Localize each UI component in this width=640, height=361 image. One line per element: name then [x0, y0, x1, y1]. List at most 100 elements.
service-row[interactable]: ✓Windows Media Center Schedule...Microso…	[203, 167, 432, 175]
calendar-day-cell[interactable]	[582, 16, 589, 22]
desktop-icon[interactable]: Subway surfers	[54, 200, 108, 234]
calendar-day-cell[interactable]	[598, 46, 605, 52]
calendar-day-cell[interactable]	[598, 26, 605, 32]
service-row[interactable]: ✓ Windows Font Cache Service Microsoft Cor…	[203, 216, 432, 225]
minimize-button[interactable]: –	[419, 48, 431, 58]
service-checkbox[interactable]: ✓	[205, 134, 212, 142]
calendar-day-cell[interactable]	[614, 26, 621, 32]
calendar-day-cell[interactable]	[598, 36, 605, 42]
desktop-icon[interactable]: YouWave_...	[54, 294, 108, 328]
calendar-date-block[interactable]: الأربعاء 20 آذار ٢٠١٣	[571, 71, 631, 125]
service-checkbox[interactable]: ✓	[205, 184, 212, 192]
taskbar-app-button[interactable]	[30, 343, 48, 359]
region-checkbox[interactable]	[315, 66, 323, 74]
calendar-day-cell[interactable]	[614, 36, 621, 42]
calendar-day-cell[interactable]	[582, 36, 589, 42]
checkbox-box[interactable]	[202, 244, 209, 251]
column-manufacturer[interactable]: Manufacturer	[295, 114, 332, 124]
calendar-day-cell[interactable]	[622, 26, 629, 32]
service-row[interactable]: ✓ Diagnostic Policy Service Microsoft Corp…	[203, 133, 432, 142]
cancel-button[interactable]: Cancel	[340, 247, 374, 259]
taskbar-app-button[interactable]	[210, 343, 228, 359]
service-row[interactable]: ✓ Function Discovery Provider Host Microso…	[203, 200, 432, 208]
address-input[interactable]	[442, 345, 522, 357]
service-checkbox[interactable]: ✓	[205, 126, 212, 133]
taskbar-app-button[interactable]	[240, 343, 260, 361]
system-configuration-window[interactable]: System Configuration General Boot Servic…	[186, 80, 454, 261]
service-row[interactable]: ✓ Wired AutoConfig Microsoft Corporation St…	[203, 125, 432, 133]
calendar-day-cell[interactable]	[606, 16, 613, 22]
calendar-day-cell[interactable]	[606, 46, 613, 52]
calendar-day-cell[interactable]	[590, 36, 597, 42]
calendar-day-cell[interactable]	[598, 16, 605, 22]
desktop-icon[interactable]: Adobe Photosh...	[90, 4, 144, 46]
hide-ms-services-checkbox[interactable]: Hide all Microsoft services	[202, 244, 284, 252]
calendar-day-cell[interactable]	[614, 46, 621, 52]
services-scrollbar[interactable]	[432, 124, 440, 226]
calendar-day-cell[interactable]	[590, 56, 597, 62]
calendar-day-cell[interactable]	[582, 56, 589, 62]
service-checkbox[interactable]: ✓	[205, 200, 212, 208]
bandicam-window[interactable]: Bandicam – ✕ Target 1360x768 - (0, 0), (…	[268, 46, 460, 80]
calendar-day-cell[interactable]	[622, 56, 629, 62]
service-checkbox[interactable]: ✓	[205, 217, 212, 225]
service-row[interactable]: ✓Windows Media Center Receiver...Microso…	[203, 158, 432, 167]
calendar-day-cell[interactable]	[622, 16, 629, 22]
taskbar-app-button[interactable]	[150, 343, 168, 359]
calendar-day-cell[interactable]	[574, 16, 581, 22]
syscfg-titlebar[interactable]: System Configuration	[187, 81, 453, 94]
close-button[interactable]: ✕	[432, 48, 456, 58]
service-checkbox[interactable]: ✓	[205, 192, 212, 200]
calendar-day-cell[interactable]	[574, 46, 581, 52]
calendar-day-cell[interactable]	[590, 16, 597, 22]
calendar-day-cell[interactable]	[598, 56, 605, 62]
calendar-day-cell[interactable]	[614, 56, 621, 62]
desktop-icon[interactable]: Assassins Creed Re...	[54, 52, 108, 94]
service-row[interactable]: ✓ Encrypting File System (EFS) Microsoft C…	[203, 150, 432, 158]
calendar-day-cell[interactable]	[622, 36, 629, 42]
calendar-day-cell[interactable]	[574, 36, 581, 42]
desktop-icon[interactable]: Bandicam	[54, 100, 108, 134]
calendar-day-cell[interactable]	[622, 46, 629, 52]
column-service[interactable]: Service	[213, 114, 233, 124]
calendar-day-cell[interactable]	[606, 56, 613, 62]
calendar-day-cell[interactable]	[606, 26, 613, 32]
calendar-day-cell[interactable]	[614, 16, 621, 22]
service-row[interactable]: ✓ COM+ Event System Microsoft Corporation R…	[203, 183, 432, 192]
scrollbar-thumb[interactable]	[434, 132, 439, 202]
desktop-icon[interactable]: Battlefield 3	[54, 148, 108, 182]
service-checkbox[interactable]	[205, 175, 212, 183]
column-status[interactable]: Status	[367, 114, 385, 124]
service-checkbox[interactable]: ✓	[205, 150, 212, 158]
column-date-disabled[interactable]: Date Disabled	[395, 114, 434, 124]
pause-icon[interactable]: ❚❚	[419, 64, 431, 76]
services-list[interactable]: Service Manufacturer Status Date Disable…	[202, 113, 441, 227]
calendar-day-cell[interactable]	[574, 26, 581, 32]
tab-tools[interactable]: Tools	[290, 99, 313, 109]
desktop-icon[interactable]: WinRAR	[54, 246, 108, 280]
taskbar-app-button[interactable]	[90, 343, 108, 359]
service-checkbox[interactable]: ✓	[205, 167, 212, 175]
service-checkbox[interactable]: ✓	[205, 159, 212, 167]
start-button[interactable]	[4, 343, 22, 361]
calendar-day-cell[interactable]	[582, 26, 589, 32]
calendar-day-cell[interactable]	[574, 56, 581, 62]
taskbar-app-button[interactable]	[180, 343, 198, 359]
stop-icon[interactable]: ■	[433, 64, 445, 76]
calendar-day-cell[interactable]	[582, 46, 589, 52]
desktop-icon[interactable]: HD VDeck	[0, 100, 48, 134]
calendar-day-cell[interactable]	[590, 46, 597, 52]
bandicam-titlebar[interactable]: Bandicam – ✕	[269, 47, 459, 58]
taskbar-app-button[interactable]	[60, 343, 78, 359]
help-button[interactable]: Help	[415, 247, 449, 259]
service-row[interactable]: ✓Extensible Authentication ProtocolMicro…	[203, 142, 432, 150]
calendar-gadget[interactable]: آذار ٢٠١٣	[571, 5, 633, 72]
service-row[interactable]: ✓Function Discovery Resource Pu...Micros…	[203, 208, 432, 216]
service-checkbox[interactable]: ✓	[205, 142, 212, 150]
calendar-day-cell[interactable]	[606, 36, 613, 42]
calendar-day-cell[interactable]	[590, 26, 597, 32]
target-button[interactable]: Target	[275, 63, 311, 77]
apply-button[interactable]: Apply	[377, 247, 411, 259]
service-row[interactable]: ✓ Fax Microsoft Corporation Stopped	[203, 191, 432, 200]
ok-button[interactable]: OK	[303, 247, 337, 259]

- Task statement
Copy out again the part of the entries that runs from the very first line through the line containing "26, 605, 32]", including both ends.

- Task output
Localize each UI component in this width=640, height=361 image. One line per element: name then [x0, y0, x1, y1]. List at most 100 elements.
service-row[interactable]: ✓Windows Media Center Schedule...Microso…	[203, 167, 432, 175]
calendar-day-cell[interactable]	[582, 16, 589, 22]
desktop-icon[interactable]: Subway surfers	[54, 200, 108, 234]
calendar-day-cell[interactable]	[598, 46, 605, 52]
calendar-day-cell[interactable]	[598, 26, 605, 32]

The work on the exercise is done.